"""

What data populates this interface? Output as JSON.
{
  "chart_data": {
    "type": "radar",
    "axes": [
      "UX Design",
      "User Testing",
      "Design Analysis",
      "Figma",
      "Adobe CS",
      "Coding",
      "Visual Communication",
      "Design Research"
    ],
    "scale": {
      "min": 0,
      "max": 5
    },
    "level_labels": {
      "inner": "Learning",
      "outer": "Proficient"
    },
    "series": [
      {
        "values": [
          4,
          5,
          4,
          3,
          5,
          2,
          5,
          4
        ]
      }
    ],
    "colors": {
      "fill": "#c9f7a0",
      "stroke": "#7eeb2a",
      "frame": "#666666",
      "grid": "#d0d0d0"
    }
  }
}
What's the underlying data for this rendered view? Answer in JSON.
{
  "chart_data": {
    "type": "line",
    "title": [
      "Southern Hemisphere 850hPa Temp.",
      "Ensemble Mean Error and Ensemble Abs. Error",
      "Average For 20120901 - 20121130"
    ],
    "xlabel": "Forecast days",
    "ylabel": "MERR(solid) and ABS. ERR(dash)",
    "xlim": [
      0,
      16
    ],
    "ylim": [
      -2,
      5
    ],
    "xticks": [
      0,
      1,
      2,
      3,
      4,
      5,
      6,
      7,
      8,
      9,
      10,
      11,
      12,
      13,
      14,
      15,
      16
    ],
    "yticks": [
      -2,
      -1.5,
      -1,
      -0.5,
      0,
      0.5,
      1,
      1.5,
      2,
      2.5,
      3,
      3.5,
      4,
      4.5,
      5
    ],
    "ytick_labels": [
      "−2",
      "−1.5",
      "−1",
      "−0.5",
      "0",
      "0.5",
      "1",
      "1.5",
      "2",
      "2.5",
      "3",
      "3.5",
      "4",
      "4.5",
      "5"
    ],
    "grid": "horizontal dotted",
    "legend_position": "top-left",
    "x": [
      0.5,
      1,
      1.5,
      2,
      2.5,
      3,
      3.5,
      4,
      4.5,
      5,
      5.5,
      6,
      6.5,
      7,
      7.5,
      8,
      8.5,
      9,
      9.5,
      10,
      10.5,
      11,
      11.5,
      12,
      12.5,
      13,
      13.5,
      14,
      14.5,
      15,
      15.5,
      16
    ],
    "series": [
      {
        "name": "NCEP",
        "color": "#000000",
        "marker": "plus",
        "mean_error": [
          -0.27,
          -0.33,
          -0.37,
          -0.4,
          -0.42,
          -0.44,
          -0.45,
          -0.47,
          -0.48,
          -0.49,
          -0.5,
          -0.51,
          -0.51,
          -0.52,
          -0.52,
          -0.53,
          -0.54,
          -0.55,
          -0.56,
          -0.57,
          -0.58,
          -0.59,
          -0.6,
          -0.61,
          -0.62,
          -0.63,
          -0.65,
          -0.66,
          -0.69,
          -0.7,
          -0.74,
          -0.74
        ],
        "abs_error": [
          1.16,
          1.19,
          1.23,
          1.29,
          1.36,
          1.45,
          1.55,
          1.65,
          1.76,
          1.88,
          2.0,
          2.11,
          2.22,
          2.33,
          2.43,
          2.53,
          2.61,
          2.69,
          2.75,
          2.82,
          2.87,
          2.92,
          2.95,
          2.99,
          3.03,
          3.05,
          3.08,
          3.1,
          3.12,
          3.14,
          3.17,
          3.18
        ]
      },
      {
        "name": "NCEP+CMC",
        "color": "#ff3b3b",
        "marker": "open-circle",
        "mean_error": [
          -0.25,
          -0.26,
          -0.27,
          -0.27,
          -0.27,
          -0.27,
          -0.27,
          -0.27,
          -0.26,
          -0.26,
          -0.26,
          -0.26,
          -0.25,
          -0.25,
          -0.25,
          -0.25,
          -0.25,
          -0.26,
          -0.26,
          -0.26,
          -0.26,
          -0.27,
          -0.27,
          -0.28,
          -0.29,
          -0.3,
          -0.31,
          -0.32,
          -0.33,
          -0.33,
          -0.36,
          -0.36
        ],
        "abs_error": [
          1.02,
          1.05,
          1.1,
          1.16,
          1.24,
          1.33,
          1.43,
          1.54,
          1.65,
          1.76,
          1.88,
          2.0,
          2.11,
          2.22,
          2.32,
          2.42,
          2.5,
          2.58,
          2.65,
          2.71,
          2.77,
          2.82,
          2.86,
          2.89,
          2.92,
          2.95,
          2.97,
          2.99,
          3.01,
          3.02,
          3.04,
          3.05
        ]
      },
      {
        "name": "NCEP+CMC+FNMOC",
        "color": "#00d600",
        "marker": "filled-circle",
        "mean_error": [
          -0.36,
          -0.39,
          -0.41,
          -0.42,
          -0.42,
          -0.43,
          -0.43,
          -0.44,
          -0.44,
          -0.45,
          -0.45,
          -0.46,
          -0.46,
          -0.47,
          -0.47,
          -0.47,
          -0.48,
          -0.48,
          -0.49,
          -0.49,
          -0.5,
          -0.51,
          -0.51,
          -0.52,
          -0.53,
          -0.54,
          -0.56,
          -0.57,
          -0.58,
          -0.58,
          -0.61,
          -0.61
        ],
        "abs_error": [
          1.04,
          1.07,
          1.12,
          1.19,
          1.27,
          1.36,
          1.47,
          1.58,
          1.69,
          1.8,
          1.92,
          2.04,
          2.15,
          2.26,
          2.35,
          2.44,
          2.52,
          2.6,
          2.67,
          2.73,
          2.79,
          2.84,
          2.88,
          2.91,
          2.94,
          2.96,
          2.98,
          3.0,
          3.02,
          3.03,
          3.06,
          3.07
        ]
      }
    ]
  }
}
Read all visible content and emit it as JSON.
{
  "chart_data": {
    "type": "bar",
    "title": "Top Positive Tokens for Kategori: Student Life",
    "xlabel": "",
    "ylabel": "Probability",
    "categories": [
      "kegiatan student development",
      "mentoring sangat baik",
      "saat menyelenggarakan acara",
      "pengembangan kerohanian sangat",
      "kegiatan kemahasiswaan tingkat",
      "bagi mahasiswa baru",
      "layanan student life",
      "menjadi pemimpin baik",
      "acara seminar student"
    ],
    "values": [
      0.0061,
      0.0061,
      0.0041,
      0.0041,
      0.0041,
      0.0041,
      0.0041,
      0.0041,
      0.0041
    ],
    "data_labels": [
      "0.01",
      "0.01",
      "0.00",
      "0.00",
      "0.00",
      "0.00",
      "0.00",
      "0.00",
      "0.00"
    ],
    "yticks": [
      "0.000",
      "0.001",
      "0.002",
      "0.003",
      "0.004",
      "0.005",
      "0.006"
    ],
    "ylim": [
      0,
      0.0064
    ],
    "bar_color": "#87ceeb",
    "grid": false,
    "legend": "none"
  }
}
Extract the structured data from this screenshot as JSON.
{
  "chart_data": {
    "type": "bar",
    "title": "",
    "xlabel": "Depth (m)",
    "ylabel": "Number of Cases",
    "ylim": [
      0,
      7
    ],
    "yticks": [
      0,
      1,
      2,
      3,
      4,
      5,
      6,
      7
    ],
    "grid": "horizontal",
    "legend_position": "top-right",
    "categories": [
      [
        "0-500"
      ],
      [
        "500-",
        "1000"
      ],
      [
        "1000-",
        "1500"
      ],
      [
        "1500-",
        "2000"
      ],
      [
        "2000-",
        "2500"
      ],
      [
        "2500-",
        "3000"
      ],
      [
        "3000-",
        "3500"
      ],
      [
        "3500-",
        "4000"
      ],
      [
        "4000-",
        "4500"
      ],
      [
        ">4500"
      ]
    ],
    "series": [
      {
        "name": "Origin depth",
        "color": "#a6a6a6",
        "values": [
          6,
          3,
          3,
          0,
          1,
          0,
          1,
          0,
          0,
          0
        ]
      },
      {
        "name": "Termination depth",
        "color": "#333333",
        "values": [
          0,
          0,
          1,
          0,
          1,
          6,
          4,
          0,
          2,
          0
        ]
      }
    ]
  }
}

"""

> [What needs to be done]
Output all preceding records character for character.

> [Response below]
What data populates this interface? Output as JSON.
{
  "chart_data": {
    "type": "radar",
    "axes": [
      "UX Design",
      "User Testing",
      "Design Analysis",
      "Figma",
      "Adobe CS",
      "Coding",
      "Visual Communication",
      "Design Research"
    ],
    "scale": {
      "min": 0,
      "max": 5
    },
    "level_labels": {
      "inner": "Learning",
      "outer": "Proficient"
    },
    "series": [
      {
        "values": [
          4,
          5,
          4,
          3,
          5,
          2,
          5,
          4
        ]
      }
    ],
    "colors": {
      "fill": "#c9f7a0",
      "stroke": "#7eeb2a",
      "frame": "#666666",
      "grid": "#d0d0d0"
    }
  }
}
What's the underlying data for this rendered view? Answer in JSON.
{
  "chart_data": {
    "type": "line",
    "title": [
      "Southern Hemisphere 850hPa Temp.",
      "Ensemble Mean Error and Ensemble Abs. Error",
      "Average For 20120901 - 20121130"
    ],
    "xlabel": "Forecast days",
    "ylabel": "MERR(solid) and ABS. ERR(dash)",
    "xlim": [
      0,
      16
    ],
    "ylim": [
      -2,
      5
    ],
    "xticks": [
      0,
      1,
      2,
      3,
      4,
      5,
      6,
      7,
      8,
      9,
      10,
      11,
      12,
      13,
      14,
      15,
      16
    ],
    "yticks": [
      -2,
      -1.5,
      -1,
      -0.5,
      0,
      0.5,
      1,
      1.5,
      2,
      2.5,
      3,
      3.5,
      4,
      4.5,
      5
    ],
    "ytick_labels": [
      "−2",
      "−1.5",
      "−1",
      "−0.5",
      "0",
      "0.5",
      "1",
      "1.5",
      "2",
      "2.5",
      "3",
      "3.5",
      "4",
      "4.5",
      "5"
    ],
    "grid": "horizontal dotted",
    "legend_position": "top-left",
    "x": [
      0.5,
      1,
      1.5,
      2,
      2.5,
      3,
      3.5,
      4,
      4.5,
      5,
      5.5,
      6,
      6.5,
      7,
      7.5,
      8,
      8.5,
      9,
      9.5,
      10,
      10.5,
      11,
      11.5,
      12,
      12.5,
      13,
      13.5,
      14,
      14.5,
      15,
      15.5,
      16
    ],
    "series": [
      {
        "name": "NCEP",
        "color": "#000000",
        "marker": "plus",
        "mean_error": [
          -0.27,
          -0.33,
          -0.37,
          -0.4,
          -0.42,
          -0.44,
          -0.45,
          -0.47,
          -0.48,
          -0.49,
          -0.5,
          -0.51,
          -0.51,
          -0.52,
          -0.52,
          -0.53,
          -0.54,
          -0.55,
          -0.56,
          -0.57,
          -0.58,
          -0.59,
          -0.6,
          -0.61,
          -0.62,
          -0.63,
          -0.65,
          -0.66,
          -0.69,
          -0.7,
          -0.74,
          -0.74
        ],
        "abs_error": [
          1.16,
          1.19,
          1.23,
          1.29,
          1.36,
          1.45,
          1.55,
          1.65,
          1.76,
          1.88,
          2.0,
          2.11,
          2.22,
          2.33,
          2.43,
          2.53,
          2.61,
          2.69,
          2.75,
          2.82,
          2.87,
          2.92,
          2.95,
          2.99,
          3.03,
          3.05,
          3.08,
          3.1,
          3.12,
          3.14,
          3.17,
          3.18
        ]
      },
      {
        "name": "NCEP+CMC",
        "color": "#ff3b3b",
        "marker": "open-circle",
        "mean_error": [
          -0.25,
          -0.26,
          -0.27,
          -0.27,
          -0.27,
          -0.27,
          -0.27,
          -0.27,
          -0.26,
          -0.26,
          -0.26,
          -0.26,
          -0.25,
          -0.25,
          -0.25,
          -0.25,
          -0.25,
          -0.26,
          -0.26,
          -0.26,
          -0.26,
          -0.27,
          -0.27,
          -0.28,
          -0.29,
          -0.3,
          -0.31,
          -0.32,
          -0.33,
          -0.33,
          -0.36,
          -0.36
        ],
        "abs_error": [
          1.02,
          1.05,
          1.1,
          1.16,
          1.24,
          1.33,
          1.43,
          1.54,
          1.65,
          1.76,
          1.88,
          2.0,
          2.11,
          2.22,
          2.32,
          2.42,
          2.5,
          2.58,
          2.65,
          2.71,
          2.77,
          2.82,
          2.86,
          2.89,
          2.92,
          2.95,
          2.97,
          2.99,
          3.01,
          3.02,
          3.04,
          3.05
        ]
      },
      {
        "name": "NCEP+CMC+FNMOC",
        "color": "#00d600",
        "marker": "filled-circle",
        "mean_error": [
          -0.36,
          -0.39,
          -0.41,
          -0.42,
          -0.42,
          -0.43,
          -0.43,
          -0.44,
          -0.44,
          -0.45,
          -0.45,
          -0.46,
          -0.46,
          -0.47,
          -0.47,
          -0.47,
          -0.48,
          -0.48,
          -0.49,
          -0.49,
          -0.5,
          -0.51,
          -0.51,
          -0.52,
          -0.53,
          -0.54,
          -0.56,
          -0.57,
          -0.58,
          -0.58,
          -0.61,
          -0.61
        ],
        "abs_error": [
          1.04,
          1.07,
          1.12,
          1.19,
          1.27,
          1.36,
          1.47,
          1.58,
          1.69,
          1.8,
          1.92,
          2.04,
          2.15,
          2.26,
          2.35,
          2.44,
          2.52,
          2.6,
          2.67,
          2.73,
          2.79,
          2.84,
          2.88,
          2.91,
          2.94,
          2.96,
          2.98,
          3.0,
          3.02,
          3.03,
          3.06,
          3.07
        ]
      }
    ]
  }
}
Read all visible content and emit it as JSON.
{
  "chart_data": {
    "type": "bar",
    "title": "Top Positive Tokens for Kategori: Student Life",
    "xlabel": "",
    "ylabel": "Probability",
    "categories": [
      "kegiatan student development",
      "mentoring sangat baik",
      "saat menyelenggarakan acara",
      "pengembangan kerohanian sangat",
      "kegiatan kemahasiswaan tingkat",
      "bagi mahasiswa baru",
      "layanan student life",
      "menjadi pemimpin baik",
      "acara seminar student"
    ],
    "values": [
      0.0061,
      0.0061,
      0.0041,
      0.0041,
      0.0041,
      0.0041,
      0.0041,
      0.0041,
      0.0041
    ],
    "data_labels": [
      "0.01",
      "0.01",
      "0.00",
      "0.00",
      "0.00",
      "0.00",
      "0.00",
      "0.00",
      "0.00"
    ],
    "yticks": [
      "0.000",
      "0.001",
      "0.002",
      "0.003",
      "0.004",
      "0.005",
      "0.006"
    ],
    "ylim": [
      0,
      0.0064
    ],
    "bar_color": "#87ceeb",
    "grid": false,
    "legend": "none"
  }
}
Extract the structured data from this screenshot as JSON.
{
  "chart_data": {
    "type": "bar",
    "title": "",
    "xlabel": "Depth (m)",
    "ylabel": "Number of Cases",
    "ylim": [
      0,
      7
    ],
    "yticks": [
      0,
      1,
      2,
      3,
      4,
      5,
      6,
      7
    ],
    "grid": "horizontal",
    "legend_position": "top-right",
    "categories": [
      [
        "0-500"
      ],
      [
        "500-",
        "1000"
      ],
      [
        "1000-",
        "1500"
      ],
      [
        "1500-",
        "2000"
      ],
      [
        "2000-",
        "2500"
      ],
      [
        "2500-",
        "3000"
      ],
      [
        "3000-",
        "3500"
      ],
      [
        "3500-",
        "4000"
      ],
      [
        "4000-",
        "4500"
      ],
      [
        ">4500"
      ]
    ],
    "series": [
      {
        "name": "Origin depth",
        "color": "#a6a6a6",
        "values": [
          6,
          3,
          3,
          0,
          1,
          0,
          1,
          0,
          0,
          0
        ]
      },
      {
        "name": "Termination depth",
        "color": "#333333",
        "values": [
          0,
          0,
          1,
          0,
          1,
          6,
          4,
          0,
          2,
          0
        ]
      }
    ]
  }
}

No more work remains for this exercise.